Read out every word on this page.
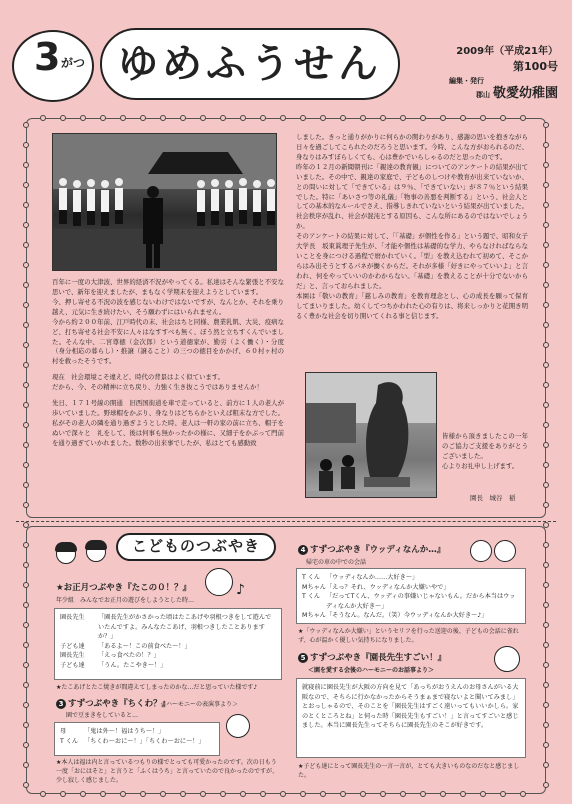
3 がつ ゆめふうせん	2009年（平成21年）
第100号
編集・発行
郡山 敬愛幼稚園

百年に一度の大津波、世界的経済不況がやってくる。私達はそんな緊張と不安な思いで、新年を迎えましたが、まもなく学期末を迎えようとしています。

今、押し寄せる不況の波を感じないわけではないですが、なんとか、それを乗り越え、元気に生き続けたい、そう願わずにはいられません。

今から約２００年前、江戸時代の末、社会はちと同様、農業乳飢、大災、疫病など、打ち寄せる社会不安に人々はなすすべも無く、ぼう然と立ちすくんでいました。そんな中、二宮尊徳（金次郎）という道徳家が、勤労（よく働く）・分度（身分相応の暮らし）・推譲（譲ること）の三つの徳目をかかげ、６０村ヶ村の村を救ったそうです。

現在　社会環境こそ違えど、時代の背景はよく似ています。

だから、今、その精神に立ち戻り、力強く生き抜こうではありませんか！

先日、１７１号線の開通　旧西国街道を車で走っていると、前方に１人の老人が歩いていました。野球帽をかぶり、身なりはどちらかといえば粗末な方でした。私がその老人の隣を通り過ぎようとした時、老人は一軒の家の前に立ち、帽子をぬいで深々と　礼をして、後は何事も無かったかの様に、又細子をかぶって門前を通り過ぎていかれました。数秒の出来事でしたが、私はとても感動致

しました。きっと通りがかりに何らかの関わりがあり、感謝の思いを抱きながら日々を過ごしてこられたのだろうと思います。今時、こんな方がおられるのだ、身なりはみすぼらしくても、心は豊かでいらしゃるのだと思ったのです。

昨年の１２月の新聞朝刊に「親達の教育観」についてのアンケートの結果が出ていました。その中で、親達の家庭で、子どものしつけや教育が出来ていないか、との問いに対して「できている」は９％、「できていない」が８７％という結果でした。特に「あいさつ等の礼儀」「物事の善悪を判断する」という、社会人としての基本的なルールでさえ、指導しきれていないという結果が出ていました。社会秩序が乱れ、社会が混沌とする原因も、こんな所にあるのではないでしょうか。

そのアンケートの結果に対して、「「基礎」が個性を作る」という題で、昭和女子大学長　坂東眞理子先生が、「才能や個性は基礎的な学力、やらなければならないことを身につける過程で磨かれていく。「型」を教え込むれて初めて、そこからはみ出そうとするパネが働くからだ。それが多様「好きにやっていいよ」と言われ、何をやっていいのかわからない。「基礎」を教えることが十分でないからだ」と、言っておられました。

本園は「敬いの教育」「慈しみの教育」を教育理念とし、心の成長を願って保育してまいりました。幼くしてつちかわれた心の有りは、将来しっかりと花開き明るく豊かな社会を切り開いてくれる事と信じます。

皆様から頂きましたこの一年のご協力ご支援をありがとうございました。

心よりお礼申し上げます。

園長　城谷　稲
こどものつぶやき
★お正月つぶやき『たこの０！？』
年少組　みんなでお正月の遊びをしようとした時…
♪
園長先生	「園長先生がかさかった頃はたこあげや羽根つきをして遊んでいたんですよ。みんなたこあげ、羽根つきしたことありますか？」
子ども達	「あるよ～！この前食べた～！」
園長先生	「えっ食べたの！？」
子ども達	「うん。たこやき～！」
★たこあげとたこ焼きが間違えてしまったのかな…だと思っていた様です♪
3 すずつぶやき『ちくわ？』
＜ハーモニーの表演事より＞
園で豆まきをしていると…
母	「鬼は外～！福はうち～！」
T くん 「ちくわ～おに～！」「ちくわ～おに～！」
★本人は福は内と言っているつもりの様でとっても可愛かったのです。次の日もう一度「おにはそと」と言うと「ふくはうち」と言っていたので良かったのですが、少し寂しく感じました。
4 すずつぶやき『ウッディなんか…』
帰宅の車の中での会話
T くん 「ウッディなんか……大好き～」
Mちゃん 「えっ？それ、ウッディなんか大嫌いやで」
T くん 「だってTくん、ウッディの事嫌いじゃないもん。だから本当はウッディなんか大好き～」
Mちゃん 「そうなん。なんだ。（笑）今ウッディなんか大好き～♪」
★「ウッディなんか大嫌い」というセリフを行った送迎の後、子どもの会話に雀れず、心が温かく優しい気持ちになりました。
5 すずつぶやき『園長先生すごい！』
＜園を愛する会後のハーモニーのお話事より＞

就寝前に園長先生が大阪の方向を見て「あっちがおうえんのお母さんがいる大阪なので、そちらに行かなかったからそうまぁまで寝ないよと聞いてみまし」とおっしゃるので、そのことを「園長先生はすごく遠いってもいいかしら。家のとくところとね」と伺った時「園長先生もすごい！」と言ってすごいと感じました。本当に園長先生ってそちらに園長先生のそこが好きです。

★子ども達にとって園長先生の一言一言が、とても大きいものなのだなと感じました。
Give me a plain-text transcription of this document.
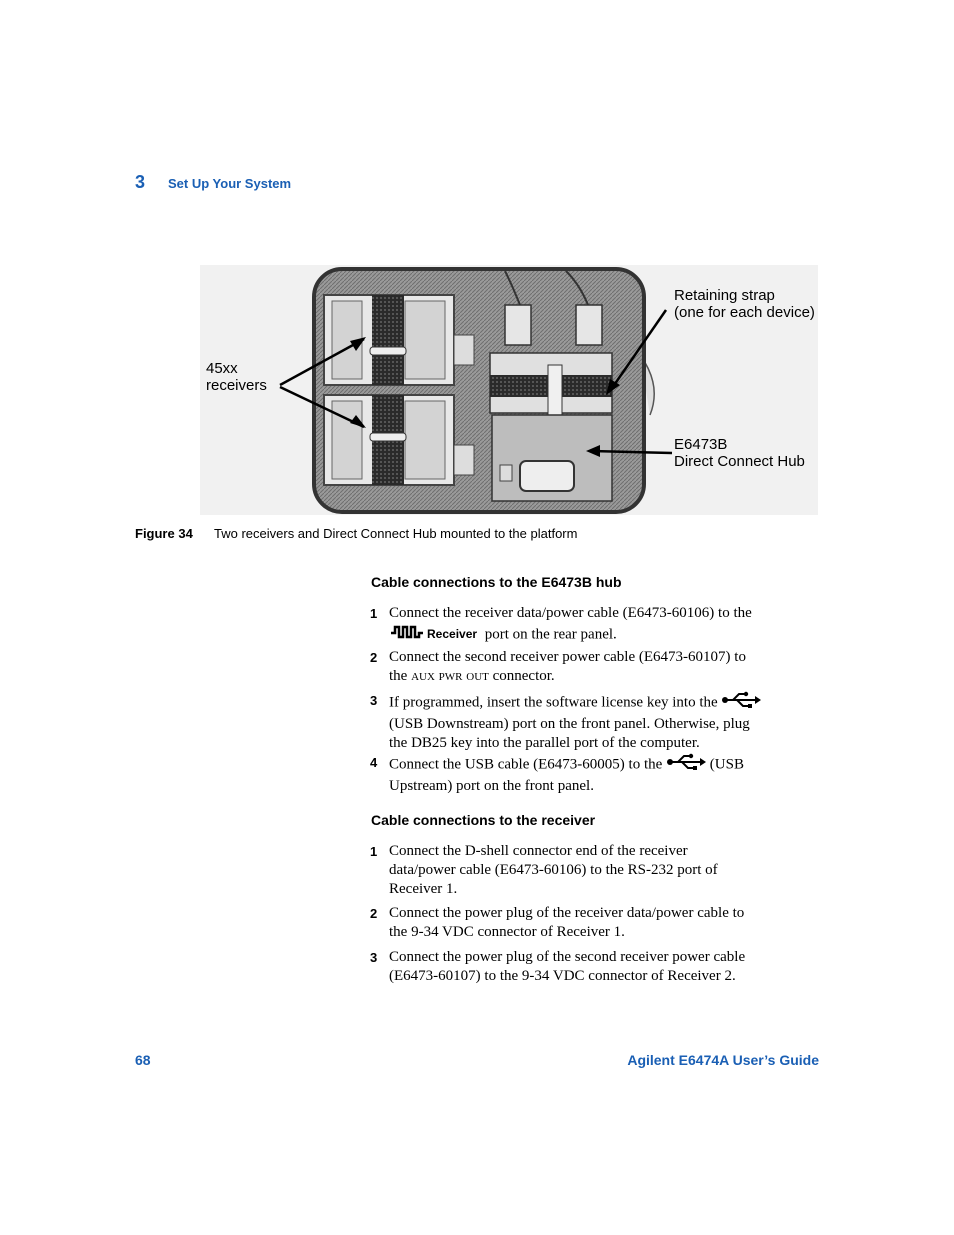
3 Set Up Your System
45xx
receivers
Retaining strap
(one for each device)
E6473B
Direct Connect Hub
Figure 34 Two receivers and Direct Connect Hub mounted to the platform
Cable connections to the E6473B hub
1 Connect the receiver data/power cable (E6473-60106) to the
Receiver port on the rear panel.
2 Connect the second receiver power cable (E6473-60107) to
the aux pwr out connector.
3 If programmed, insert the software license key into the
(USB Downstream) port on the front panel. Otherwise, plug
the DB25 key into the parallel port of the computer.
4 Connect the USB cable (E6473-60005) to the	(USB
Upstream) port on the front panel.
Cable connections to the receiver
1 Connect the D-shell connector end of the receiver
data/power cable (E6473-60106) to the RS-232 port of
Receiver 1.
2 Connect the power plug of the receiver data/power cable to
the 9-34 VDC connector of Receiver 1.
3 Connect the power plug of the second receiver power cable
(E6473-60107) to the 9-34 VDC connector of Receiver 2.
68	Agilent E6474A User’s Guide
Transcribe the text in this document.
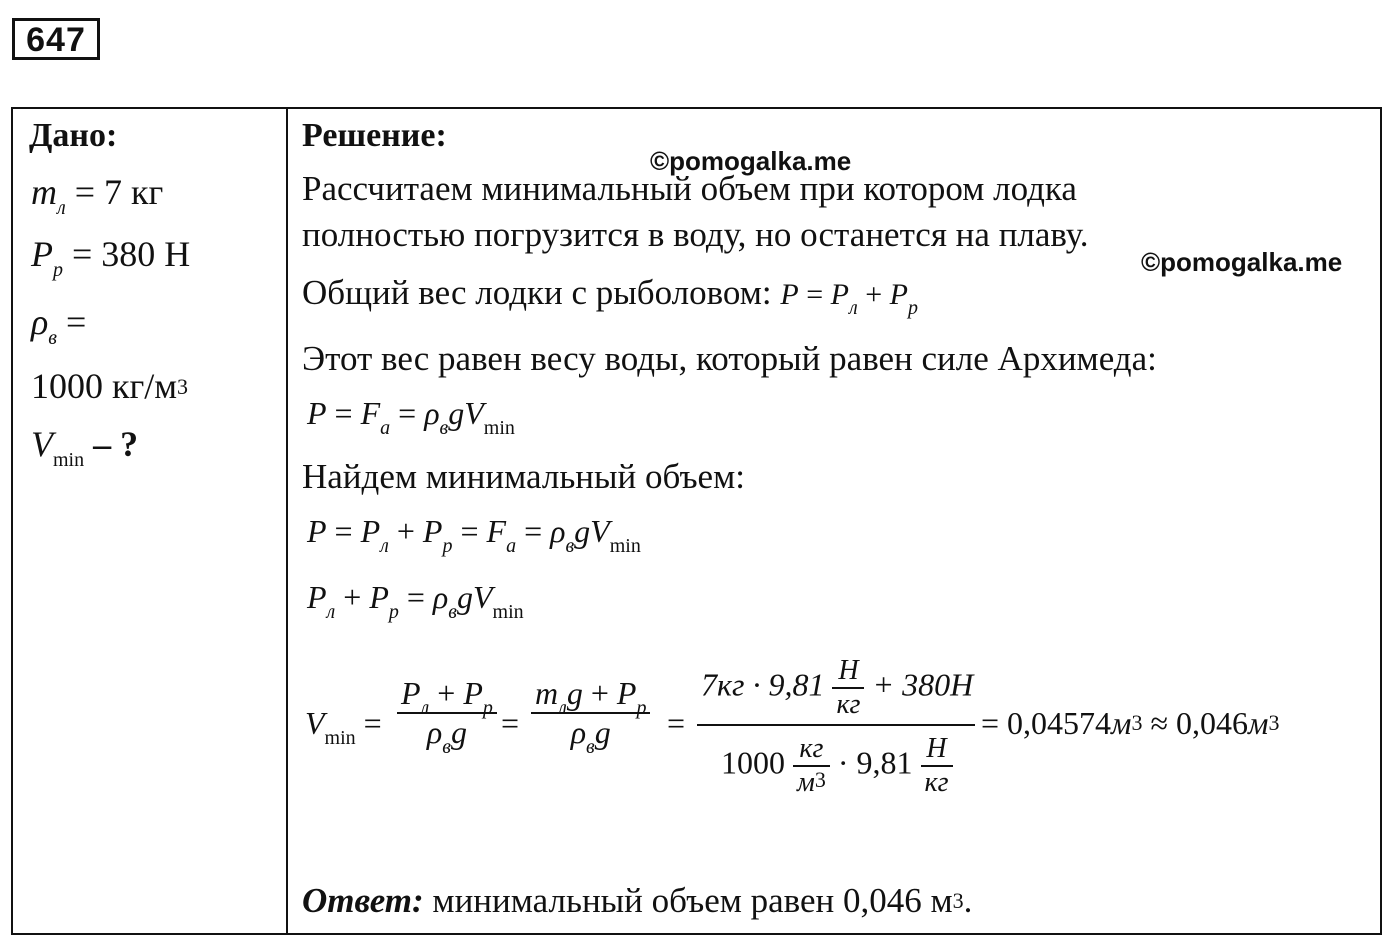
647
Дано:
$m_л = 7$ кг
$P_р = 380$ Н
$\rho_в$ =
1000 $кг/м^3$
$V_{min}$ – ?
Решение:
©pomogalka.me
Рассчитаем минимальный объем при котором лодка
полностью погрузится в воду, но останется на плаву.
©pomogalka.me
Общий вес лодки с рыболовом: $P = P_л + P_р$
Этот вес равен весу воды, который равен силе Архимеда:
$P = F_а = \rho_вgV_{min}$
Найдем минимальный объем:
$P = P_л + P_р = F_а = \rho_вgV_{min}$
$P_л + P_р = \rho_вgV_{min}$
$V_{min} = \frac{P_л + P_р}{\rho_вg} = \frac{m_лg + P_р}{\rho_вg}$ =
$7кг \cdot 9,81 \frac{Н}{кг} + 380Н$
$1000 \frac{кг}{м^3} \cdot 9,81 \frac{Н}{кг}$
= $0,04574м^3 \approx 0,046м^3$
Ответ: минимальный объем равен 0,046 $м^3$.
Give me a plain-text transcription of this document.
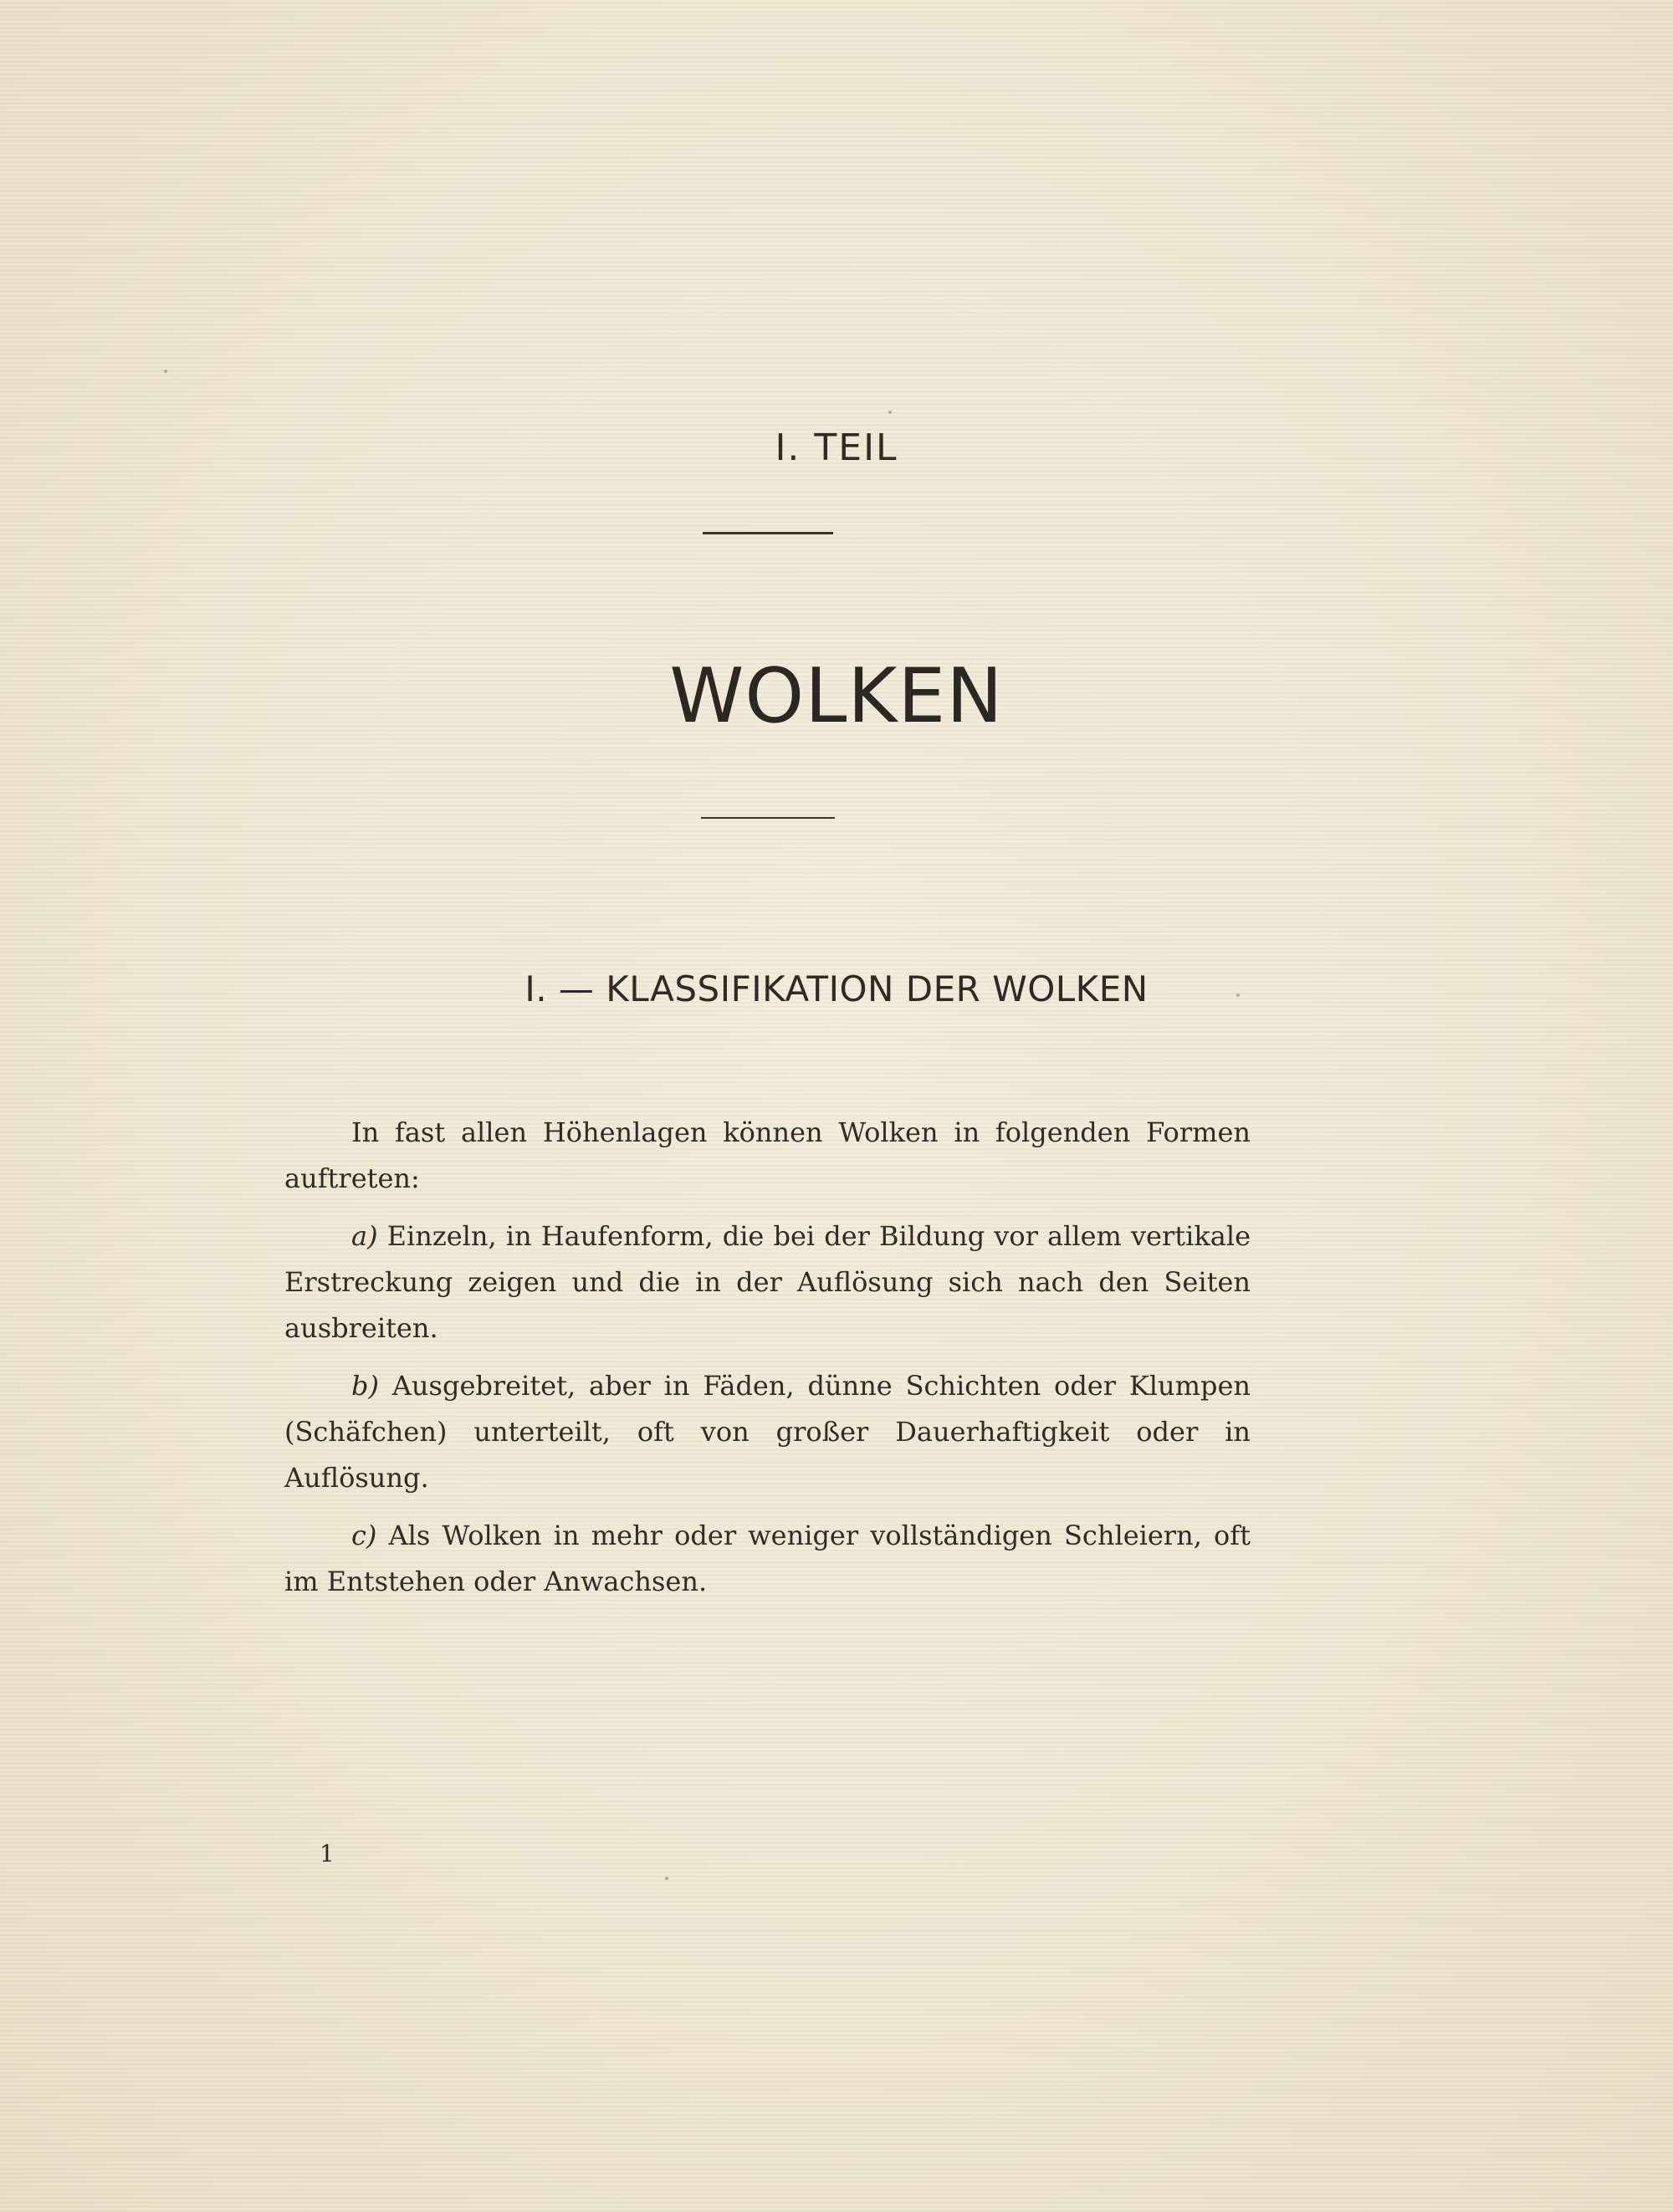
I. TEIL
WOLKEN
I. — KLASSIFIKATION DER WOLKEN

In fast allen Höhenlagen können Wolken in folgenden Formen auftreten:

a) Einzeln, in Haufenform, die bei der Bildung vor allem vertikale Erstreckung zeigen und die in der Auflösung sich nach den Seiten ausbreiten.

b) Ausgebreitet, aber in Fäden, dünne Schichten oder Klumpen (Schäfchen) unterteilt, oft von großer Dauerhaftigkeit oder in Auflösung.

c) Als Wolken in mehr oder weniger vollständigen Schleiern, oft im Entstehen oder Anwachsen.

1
-*-*-
→ Stated task:
Exclude all pictures and reproduce verbatim the lines running from the line that contains "Transcribe the text in this document." to the end of the data above, both ends included.

→ Solution for this exercise:
Transcribe the text in this document.
647
Дано:
$m_л = 7$ кг
$P_р = 380$ Н
$\rho_в$ =
1000 $кг/м^3$
$V_{min}$ – ?
Решение:
©pomogalka.me
Рассчитаем минимальный объем при котором лодка
полностью погрузится в воду, но останется на плаву.
©pomogalka.me
Общий вес лодки с рыболовом: $P = P_л + P_р$
Этот вес равен весу воды, который равен силе Архимеда:
$P = F_а = \rho_вgV_{min}$
Найдем минимальный объем:
$P = P_л + P_р = F_а = \rho_вgV_{min}$
$P_л + P_р = \rho_вgV_{min}$
$V_{min} = \frac{P_л + P_р}{\rho_вg} = \frac{m_лg + P_р}{\rho_вg}$ =
$7кг \cdot 9,81 \frac{Н}{кг} + 380Н$
$1000 \frac{кг}{м^3} \cdot 9,81 \frac{Н}{кг}$
= $0,04574м^3 \approx 0,046м^3$
Ответ: минимальный объем равен 0,046 $м^3$.
Give me a plain-text transcription of this document.
I. TEIL
WOLKEN
I. — KLASSIFIKATION DER WOLKEN

In fast allen Höhenlagen können Wolken in folgenden Formen auftreten:

a) Einzeln, in Haufenform, die bei der Bildung vor allem vertikale Erstreckung zeigen und die in der Auflösung sich nach den Seiten ausbreiten.

b) Ausgebreitet, aber in Fäden, dünne Schichten oder Klumpen (Schäfchen) unterteilt, oft von großer Dauerhaftigkeit oder in Auflösung.

c) Als Wolken in mehr oder weniger vollständigen Schleiern, oft im Entstehen oder Anwachsen.

1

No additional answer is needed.